(Records excerpted from a collection)
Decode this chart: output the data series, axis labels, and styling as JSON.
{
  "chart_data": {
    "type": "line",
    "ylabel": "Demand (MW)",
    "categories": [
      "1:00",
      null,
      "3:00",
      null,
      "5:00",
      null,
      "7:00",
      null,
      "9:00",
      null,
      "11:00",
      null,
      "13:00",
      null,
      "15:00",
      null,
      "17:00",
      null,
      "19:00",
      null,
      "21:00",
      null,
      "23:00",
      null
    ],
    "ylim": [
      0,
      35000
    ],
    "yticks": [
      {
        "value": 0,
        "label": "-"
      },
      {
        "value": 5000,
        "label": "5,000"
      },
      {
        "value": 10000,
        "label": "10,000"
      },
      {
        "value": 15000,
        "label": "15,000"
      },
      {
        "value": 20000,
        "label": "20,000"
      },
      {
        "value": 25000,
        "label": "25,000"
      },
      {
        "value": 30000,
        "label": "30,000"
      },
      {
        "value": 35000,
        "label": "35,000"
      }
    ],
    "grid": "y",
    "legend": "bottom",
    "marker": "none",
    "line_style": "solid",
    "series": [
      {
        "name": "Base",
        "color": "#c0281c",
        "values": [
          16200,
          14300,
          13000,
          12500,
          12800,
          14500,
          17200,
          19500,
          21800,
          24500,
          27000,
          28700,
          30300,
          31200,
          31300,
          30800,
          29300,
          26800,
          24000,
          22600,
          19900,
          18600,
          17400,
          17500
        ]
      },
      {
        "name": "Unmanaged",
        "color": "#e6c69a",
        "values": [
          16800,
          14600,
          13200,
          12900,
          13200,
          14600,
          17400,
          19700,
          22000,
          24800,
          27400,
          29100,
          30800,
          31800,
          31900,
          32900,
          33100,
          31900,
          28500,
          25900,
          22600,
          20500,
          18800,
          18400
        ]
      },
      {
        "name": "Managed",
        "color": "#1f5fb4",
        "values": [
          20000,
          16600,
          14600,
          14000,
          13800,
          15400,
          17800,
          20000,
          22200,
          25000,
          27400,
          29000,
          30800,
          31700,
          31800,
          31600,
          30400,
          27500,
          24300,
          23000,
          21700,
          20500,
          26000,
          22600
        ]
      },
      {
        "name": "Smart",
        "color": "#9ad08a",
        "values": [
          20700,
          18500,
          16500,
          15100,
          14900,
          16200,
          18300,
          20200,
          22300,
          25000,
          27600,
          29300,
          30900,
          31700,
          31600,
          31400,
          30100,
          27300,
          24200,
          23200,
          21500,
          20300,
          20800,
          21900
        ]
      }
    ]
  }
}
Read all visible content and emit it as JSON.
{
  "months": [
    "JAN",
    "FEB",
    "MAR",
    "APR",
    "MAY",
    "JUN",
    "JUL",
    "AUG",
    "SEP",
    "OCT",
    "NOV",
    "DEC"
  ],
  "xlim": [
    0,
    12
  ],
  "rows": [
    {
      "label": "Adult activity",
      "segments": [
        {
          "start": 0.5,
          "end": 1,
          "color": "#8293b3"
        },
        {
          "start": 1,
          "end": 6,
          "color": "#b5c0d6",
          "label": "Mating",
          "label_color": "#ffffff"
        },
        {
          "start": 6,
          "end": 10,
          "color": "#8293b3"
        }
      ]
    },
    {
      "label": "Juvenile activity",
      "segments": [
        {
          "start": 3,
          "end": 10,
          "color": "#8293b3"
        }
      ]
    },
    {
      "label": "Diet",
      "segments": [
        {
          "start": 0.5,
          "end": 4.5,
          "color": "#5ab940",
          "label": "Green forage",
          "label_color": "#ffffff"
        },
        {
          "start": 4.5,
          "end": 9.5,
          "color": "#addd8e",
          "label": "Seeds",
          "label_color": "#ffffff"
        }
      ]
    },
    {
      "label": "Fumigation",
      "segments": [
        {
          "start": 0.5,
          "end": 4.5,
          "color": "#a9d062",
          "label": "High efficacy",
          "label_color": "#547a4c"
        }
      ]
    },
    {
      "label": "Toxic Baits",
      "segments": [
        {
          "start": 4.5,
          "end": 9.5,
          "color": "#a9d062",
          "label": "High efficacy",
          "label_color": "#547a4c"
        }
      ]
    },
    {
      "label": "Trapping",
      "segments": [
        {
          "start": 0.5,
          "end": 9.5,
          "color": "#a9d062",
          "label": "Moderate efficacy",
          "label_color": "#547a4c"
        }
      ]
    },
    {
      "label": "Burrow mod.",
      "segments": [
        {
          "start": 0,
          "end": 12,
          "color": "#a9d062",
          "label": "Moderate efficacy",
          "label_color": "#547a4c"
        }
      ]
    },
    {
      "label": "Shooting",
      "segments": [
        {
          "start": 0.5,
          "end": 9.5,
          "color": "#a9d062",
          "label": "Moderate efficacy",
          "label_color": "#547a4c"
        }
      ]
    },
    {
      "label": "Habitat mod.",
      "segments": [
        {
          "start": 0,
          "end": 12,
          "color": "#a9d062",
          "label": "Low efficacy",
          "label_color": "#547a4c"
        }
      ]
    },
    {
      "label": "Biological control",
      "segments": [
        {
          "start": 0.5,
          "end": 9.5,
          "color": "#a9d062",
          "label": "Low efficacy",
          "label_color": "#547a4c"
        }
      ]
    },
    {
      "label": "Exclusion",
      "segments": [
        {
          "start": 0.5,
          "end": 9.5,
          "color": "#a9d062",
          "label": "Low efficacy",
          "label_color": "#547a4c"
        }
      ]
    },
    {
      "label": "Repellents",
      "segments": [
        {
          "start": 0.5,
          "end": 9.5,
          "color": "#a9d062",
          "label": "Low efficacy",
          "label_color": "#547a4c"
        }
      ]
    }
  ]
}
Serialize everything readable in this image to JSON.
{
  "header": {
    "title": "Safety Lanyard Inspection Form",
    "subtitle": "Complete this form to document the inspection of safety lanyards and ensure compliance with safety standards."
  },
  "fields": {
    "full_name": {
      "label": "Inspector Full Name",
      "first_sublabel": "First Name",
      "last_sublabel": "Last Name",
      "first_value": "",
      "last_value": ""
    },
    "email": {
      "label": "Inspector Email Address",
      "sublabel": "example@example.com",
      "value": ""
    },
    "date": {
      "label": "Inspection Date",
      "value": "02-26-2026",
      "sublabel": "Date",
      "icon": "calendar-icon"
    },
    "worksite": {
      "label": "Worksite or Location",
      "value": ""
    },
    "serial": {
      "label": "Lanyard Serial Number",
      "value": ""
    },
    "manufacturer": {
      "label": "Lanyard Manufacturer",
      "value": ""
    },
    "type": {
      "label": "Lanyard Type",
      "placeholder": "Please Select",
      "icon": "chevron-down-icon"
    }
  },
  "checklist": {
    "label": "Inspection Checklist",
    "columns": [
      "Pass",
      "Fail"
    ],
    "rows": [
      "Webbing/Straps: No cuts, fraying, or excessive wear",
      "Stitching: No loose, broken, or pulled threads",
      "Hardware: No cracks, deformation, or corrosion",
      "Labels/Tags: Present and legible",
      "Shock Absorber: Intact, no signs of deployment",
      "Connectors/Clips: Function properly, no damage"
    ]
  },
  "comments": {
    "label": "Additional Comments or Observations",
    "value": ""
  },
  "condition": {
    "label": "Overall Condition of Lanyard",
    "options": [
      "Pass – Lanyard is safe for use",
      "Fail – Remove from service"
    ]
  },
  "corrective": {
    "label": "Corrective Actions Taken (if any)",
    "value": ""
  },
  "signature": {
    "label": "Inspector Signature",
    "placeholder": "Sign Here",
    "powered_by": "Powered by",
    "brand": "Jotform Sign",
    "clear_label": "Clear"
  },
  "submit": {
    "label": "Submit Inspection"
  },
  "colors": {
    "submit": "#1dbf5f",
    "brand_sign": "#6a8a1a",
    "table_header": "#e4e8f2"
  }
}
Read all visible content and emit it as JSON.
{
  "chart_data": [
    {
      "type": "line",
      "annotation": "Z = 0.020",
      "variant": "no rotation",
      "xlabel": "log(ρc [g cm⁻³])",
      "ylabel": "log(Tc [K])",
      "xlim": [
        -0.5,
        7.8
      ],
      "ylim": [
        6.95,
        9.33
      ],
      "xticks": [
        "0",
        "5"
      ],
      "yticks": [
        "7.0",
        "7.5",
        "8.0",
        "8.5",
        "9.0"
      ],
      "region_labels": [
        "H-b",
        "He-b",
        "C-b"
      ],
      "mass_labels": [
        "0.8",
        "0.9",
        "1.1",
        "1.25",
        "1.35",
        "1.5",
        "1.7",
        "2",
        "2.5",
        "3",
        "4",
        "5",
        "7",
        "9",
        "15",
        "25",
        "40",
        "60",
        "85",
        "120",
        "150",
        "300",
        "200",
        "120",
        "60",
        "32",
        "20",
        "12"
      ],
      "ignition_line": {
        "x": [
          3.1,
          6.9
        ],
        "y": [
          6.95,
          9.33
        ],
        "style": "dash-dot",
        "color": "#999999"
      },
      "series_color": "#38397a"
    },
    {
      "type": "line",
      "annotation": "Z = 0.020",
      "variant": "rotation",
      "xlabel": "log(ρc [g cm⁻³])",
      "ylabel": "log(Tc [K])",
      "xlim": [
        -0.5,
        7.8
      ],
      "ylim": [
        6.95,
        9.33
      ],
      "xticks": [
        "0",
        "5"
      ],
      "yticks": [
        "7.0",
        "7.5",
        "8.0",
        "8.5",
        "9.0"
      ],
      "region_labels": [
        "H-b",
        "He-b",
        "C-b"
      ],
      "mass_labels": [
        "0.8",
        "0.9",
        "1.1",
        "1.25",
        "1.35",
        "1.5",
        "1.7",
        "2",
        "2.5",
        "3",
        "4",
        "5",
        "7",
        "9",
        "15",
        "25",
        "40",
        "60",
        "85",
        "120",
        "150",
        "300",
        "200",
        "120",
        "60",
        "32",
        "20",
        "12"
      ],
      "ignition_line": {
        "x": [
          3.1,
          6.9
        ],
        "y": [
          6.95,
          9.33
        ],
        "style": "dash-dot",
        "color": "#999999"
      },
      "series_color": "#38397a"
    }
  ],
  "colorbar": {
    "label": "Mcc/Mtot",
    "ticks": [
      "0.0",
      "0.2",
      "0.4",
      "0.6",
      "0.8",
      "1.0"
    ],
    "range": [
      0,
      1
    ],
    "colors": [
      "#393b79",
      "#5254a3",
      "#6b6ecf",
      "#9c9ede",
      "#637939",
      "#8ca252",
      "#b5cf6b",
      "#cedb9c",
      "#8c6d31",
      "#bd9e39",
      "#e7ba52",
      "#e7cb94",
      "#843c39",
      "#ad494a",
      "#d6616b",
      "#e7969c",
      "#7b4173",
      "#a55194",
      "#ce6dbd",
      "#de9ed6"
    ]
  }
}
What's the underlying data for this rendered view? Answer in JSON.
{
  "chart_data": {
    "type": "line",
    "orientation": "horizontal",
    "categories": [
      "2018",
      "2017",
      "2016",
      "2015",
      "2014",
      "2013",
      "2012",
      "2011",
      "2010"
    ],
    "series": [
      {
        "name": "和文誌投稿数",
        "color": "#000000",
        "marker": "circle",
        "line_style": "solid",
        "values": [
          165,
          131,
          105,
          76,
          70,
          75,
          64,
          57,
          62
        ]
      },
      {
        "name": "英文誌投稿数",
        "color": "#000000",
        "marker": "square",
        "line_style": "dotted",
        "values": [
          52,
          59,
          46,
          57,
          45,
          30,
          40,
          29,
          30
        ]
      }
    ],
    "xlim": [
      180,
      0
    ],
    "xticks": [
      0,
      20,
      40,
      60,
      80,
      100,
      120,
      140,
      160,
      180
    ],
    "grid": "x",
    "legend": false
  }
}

Instruction: Only the lines from the one containing "What's the underlying" to the end of the listing belong in the output, each reproduced exactly.

Correct answer:
What's the underlying data for this rendered view? Answer in JSON.
{
  "chart_data": {
    "type": "line",
    "orientation": "horizontal",
    "categories": [
      "2018",
      "2017",
      "2016",
      "2015",
      "2014",
      "2013",
      "2012",
      "2011",
      "2010"
    ],
    "series": [
      {
        "name": "和文誌投稿数",
        "color": "#000000",
        "marker": "circle",
        "line_style": "solid",
        "values": [
          165,
          131,
          105,
          76,
          70,
          75,
          64,
          57,
          62
        ]
      },
      {
        "name": "英文誌投稿数",
        "color": "#000000",
        "marker": "square",
        "line_style": "dotted",
        "values": [
          52,
          59,
          46,
          57,
          45,
          30,
          40,
          29,
          30
        ]
      }
    ],
    "xlim": [
      180,
      0
    ],
    "xticks": [
      0,
      20,
      40,
      60,
      80,
      100,
      120,
      140,
      160,
      180
    ],
    "grid": "x",
    "legend": false
  }
}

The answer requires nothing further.